--- Begin ---

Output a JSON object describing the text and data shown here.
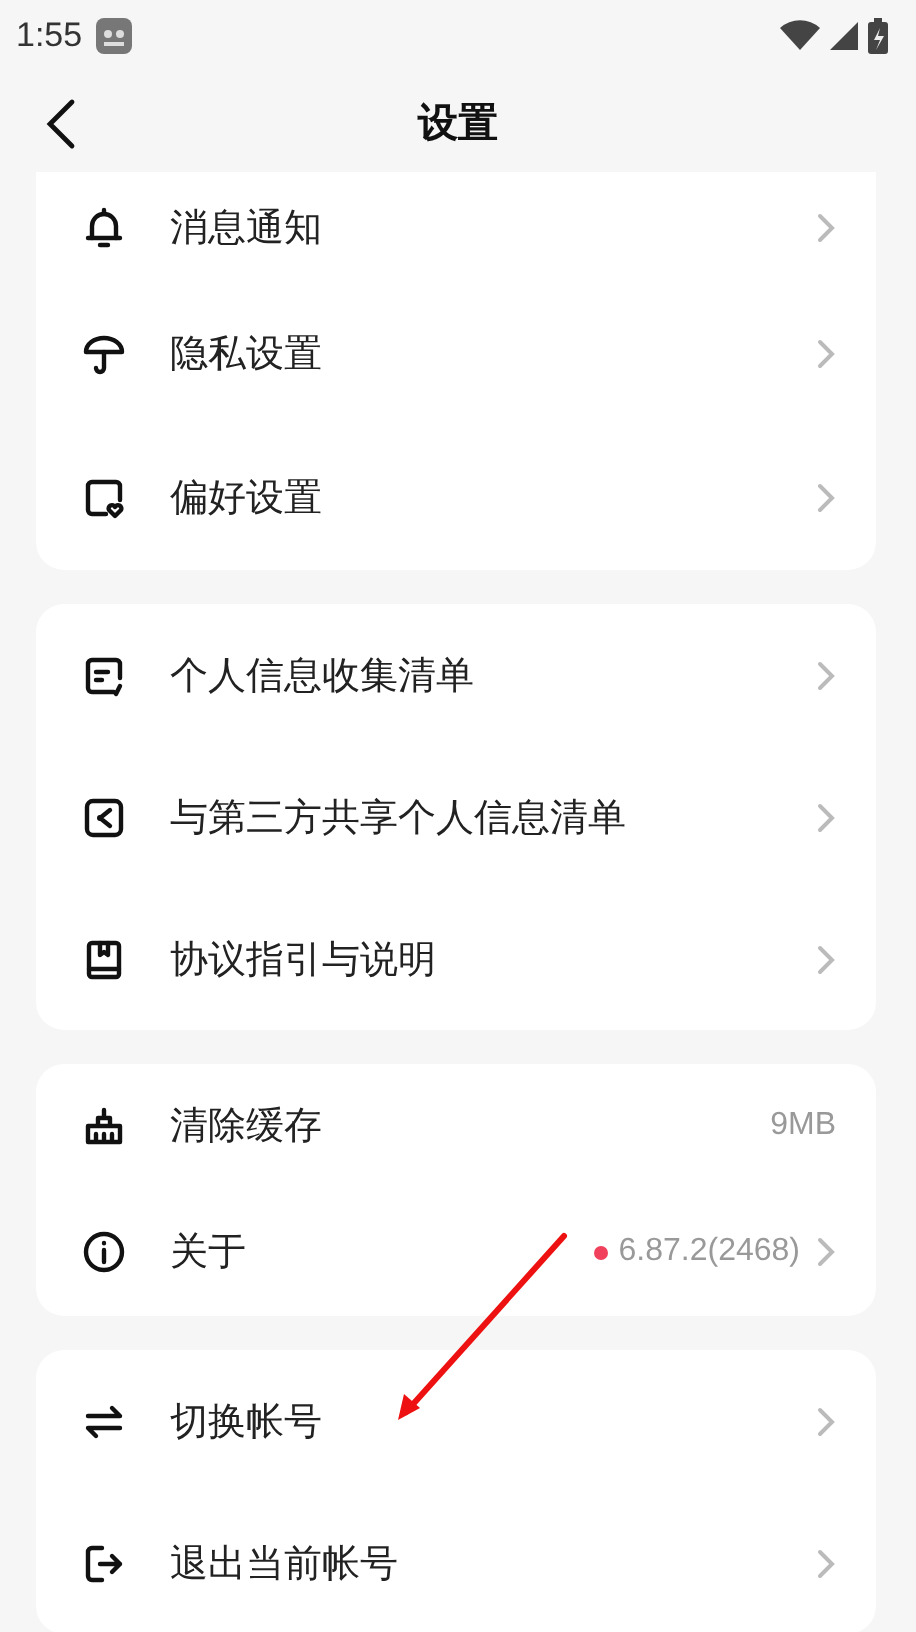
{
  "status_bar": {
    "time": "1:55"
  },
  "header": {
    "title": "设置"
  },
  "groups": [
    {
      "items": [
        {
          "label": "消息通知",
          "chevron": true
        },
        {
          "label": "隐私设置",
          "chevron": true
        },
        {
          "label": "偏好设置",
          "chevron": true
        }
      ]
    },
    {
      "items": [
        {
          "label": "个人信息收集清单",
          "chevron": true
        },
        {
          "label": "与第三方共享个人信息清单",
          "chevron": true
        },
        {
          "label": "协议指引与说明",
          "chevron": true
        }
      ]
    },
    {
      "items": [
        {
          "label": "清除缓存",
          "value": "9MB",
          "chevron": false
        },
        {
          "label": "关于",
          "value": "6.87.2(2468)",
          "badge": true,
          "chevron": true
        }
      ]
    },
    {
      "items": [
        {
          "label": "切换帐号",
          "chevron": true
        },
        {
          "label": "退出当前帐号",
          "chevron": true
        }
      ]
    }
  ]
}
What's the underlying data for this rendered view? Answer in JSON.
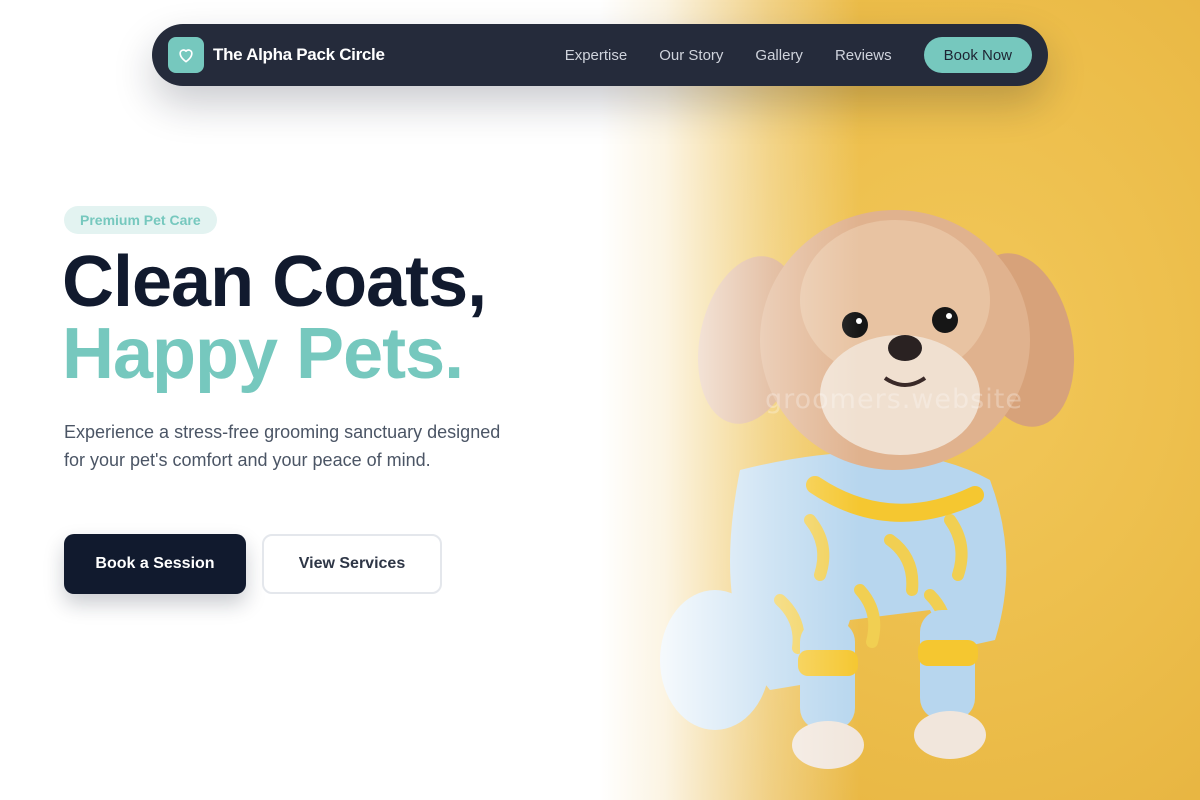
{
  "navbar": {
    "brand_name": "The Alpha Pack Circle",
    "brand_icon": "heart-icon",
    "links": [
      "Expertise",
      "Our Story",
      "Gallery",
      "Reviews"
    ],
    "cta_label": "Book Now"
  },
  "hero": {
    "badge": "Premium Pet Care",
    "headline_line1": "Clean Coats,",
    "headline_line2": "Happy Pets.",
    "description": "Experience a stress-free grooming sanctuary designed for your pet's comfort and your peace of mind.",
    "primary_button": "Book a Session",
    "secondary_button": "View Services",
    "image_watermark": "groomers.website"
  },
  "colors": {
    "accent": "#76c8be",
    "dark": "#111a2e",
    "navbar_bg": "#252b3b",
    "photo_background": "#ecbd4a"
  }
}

--- End ---

→ Task objective: Extract word for word every line from the line that contains "What's the underlying" to the final line of the data, both included, and nothing else; skip the pictures.

→ Task solution:
What's the underlying data for this rendered view? Answer in JSON.
{
  "navbar": {
    "brand_name": "The Alpha Pack Circle",
    "brand_icon": "heart-icon",
    "links": [
      "Expertise",
      "Our Story",
      "Gallery",
      "Reviews"
    ],
    "cta_label": "Book Now"
  },
  "hero": {
    "badge": "Premium Pet Care",
    "headline_line1": "Clean Coats,",
    "headline_line2": "Happy Pets.",
    "description": "Experience a stress-free grooming sanctuary designed for your pet's comfort and your peace of mind.",
    "primary_button": "Book a Session",
    "secondary_button": "View Services",
    "image_watermark": "groomers.website"
  },
  "colors": {
    "accent": "#76c8be",
    "dark": "#111a2e",
    "navbar_bg": "#252b3b",
    "photo_background": "#ecbd4a"
  }
}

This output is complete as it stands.